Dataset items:
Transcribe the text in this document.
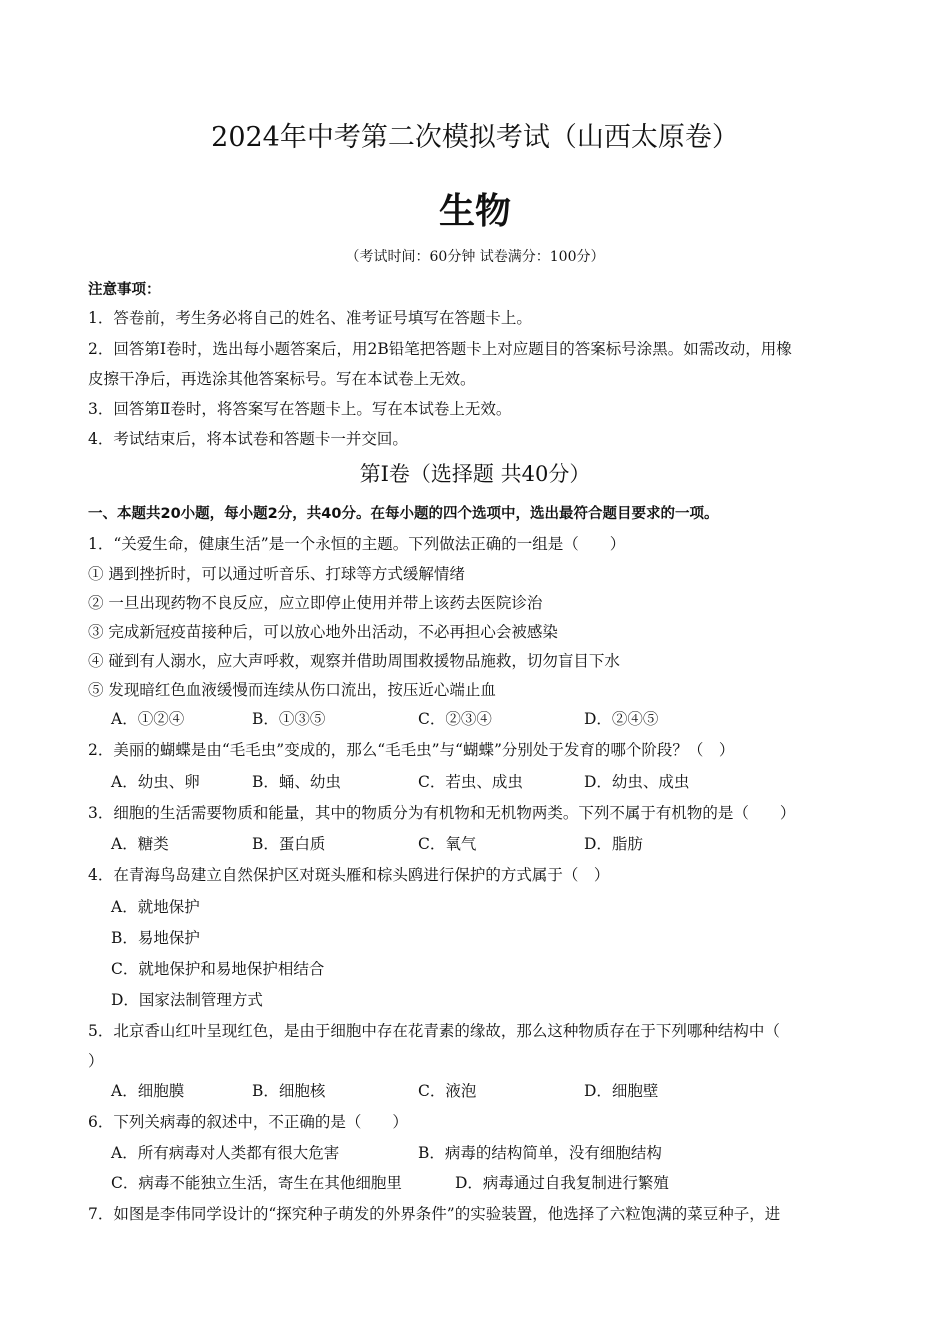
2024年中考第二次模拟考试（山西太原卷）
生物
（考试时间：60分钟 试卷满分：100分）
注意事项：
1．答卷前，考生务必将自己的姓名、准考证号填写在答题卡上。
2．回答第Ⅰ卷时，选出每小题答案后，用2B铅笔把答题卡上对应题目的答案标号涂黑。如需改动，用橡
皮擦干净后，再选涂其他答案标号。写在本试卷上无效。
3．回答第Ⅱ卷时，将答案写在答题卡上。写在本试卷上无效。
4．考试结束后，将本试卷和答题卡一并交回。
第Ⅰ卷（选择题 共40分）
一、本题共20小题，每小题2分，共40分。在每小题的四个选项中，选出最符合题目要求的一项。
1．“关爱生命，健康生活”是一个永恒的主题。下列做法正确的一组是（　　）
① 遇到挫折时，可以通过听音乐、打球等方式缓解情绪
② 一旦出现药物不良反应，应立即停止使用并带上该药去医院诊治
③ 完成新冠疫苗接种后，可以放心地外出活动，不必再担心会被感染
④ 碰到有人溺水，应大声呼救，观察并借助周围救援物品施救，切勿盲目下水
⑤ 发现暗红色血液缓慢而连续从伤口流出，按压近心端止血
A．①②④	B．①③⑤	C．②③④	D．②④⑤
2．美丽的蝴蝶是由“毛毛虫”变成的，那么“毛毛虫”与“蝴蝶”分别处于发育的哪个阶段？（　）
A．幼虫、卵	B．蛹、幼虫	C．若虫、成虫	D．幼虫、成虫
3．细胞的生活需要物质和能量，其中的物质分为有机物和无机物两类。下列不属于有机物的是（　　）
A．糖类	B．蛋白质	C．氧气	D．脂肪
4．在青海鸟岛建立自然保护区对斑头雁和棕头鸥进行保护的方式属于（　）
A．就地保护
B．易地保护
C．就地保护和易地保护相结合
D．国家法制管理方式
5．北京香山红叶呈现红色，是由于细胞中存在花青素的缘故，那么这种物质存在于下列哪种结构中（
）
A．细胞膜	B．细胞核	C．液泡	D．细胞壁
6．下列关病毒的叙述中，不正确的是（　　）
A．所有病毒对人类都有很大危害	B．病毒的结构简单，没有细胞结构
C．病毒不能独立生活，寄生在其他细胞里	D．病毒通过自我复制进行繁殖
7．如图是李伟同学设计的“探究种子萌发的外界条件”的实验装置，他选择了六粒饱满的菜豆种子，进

...

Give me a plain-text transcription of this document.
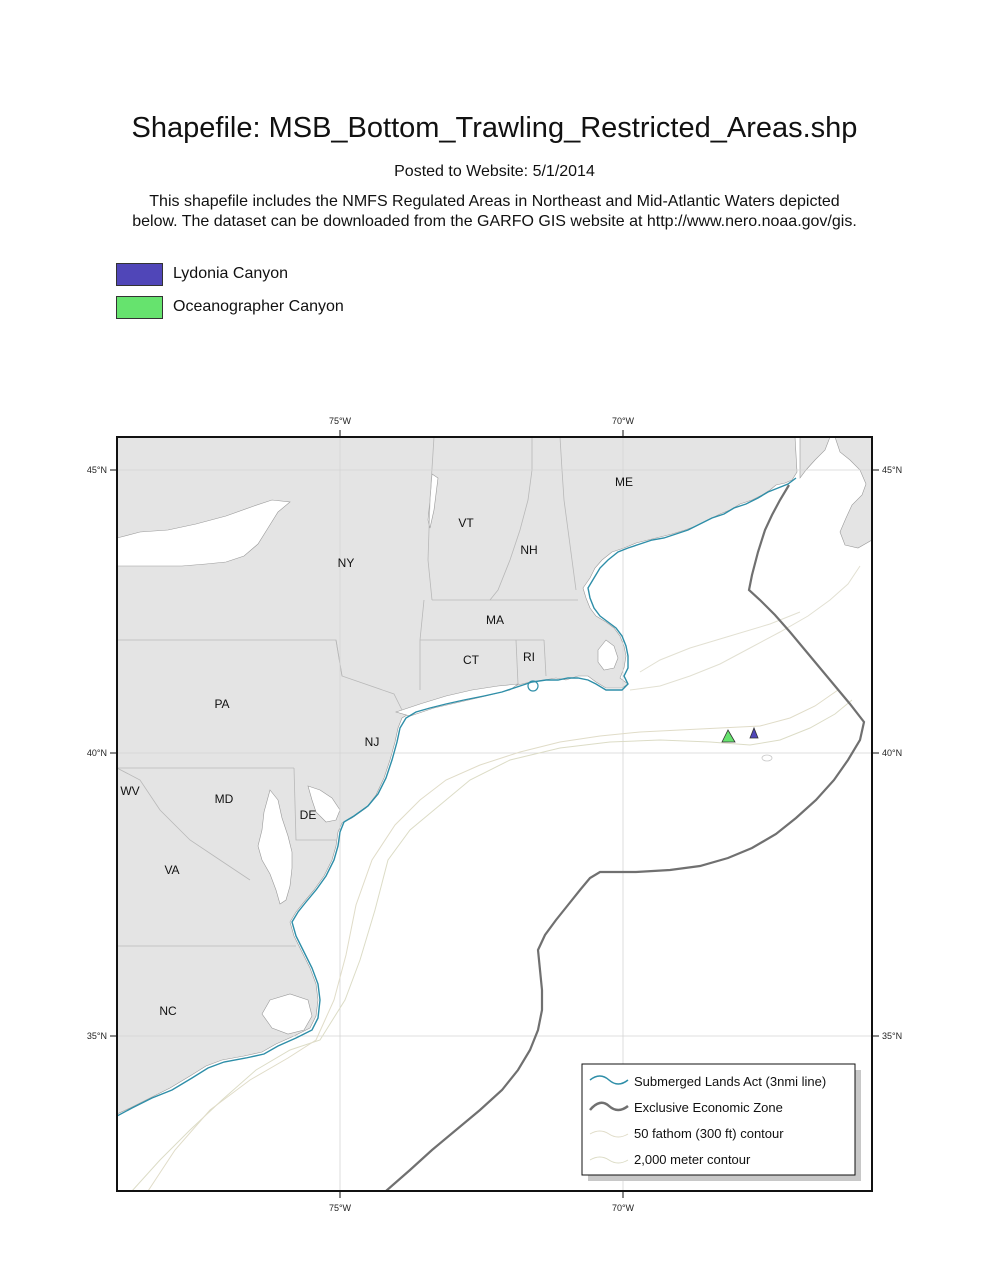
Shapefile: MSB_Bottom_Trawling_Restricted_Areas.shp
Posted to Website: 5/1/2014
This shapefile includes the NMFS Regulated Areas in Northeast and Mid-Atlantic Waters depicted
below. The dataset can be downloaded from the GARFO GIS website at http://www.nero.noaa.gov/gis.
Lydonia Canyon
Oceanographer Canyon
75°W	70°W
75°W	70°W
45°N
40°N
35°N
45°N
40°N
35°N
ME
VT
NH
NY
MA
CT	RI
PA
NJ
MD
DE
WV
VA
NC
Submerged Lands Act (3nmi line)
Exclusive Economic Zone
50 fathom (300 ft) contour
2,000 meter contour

Exercise brief: Which lines in the data above contain "contour"? Show each one.

Exercise solution:
50 fathom (300 ft) contour
2,000 meter contour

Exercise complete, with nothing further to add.